▶ SUPPLIED MATERIAL:
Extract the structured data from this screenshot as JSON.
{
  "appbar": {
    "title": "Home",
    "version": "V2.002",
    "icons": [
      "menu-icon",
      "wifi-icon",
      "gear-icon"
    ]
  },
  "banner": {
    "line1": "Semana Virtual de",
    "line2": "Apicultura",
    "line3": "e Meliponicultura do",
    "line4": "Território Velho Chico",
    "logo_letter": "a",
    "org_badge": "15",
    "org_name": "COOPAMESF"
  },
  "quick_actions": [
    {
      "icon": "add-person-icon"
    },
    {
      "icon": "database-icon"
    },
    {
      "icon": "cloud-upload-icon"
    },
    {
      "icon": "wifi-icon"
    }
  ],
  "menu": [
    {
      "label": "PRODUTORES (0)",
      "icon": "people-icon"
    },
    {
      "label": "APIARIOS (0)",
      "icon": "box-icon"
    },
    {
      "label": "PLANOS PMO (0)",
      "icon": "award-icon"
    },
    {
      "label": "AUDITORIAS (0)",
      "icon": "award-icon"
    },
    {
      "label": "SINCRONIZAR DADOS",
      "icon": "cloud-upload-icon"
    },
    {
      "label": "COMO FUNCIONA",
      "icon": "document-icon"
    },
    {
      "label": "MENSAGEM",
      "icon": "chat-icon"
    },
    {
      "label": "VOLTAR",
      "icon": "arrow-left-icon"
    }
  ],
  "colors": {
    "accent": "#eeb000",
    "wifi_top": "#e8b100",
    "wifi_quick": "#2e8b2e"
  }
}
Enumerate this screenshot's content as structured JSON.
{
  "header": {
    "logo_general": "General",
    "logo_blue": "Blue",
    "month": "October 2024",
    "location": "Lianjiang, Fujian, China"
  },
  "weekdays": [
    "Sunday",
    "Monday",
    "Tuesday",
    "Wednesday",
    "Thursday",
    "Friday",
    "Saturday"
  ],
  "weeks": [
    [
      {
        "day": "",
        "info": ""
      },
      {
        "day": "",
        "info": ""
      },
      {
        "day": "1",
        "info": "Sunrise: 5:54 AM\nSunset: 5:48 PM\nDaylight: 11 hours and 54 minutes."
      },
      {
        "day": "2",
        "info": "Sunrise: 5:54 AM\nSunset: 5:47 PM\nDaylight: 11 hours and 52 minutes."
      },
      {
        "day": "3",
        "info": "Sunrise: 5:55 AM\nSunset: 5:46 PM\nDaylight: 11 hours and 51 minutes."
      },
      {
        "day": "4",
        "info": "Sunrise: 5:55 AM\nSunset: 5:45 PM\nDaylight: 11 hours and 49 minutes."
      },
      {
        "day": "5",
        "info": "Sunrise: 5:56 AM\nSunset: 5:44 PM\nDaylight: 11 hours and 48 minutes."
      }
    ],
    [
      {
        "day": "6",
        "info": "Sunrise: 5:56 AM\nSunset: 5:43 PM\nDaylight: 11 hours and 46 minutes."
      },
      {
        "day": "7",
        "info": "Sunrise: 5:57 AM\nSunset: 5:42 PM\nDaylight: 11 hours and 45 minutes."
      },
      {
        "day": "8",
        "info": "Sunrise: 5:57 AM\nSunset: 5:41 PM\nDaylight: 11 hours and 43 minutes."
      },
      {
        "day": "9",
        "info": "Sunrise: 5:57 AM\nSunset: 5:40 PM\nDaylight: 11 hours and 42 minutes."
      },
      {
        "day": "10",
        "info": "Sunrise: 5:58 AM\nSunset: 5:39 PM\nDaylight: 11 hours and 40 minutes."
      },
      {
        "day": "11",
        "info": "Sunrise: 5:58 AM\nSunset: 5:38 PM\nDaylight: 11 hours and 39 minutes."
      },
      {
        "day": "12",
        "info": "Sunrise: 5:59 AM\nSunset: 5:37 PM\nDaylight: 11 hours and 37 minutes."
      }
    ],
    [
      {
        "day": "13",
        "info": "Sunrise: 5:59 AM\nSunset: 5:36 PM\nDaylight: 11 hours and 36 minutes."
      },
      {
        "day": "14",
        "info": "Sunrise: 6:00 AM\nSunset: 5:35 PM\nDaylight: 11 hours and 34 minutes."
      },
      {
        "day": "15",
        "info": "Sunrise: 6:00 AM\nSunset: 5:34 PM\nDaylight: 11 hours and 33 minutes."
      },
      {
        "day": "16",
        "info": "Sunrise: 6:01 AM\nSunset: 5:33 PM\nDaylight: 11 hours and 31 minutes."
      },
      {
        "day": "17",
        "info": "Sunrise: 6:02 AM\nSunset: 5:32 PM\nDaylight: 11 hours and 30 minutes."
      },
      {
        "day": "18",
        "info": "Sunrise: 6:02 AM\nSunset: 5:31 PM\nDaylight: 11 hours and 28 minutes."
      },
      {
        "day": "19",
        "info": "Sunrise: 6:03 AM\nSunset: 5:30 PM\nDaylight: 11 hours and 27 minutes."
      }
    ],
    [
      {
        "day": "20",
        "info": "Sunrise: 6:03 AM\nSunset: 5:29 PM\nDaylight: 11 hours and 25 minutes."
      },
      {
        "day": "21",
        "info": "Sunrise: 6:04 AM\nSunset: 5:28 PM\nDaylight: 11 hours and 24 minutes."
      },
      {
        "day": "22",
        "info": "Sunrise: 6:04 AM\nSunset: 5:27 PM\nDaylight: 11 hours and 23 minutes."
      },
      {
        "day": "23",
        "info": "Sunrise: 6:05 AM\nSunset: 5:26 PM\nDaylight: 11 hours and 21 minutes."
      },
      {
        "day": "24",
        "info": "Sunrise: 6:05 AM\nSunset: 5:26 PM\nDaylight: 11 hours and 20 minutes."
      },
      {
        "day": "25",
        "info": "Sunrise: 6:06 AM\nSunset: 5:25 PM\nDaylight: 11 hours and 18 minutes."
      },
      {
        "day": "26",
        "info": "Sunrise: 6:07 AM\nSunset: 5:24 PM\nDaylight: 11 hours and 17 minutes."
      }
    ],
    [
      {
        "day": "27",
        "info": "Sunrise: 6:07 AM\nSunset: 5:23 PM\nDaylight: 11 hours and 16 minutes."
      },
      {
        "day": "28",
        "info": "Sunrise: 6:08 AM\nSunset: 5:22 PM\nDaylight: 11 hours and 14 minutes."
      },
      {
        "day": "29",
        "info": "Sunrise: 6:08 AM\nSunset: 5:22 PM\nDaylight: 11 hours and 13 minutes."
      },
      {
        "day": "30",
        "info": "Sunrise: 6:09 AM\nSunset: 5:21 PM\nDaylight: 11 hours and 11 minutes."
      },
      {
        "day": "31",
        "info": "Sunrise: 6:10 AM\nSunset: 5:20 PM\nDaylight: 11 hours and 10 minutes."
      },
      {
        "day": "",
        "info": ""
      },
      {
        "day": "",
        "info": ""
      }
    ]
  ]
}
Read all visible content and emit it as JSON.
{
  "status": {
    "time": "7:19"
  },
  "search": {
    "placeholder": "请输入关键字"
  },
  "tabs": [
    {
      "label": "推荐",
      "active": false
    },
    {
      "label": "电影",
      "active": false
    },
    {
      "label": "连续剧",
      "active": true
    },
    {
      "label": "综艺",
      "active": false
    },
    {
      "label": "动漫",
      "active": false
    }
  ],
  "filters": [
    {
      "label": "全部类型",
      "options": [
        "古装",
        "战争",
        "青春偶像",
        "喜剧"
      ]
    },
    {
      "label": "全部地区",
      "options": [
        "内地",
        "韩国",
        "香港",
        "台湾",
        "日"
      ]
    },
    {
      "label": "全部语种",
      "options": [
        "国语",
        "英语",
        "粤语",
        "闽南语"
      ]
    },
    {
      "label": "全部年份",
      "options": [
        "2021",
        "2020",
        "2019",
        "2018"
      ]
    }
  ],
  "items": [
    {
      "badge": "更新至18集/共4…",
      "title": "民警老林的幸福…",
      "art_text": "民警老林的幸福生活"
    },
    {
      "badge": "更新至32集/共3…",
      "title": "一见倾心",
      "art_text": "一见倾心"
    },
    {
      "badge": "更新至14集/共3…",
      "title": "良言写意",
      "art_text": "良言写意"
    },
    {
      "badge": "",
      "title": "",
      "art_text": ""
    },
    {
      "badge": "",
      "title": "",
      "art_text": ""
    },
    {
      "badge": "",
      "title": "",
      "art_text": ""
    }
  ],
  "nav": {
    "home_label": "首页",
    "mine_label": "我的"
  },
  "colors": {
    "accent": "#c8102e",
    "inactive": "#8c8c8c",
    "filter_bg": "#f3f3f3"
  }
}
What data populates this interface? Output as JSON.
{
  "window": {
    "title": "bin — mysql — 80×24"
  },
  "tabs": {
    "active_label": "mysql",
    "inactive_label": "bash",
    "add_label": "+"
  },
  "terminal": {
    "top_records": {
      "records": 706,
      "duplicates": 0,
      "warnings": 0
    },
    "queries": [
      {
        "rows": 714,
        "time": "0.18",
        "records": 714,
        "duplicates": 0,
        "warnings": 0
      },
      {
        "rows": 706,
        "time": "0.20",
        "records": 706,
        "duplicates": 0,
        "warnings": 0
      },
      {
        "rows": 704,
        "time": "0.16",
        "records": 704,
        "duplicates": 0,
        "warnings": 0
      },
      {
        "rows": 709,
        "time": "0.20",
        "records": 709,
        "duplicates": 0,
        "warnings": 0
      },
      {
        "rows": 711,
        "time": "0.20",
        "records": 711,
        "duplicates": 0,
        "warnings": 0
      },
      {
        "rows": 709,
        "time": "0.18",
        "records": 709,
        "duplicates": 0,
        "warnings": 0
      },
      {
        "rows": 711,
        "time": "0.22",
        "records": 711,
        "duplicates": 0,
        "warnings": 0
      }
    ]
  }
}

▶ WHAT YOU SHOULD DO: Say how many lines in the listing above include "title". Give nothing but the number.

▶ RESULT FOR THIS EXERCISE: 8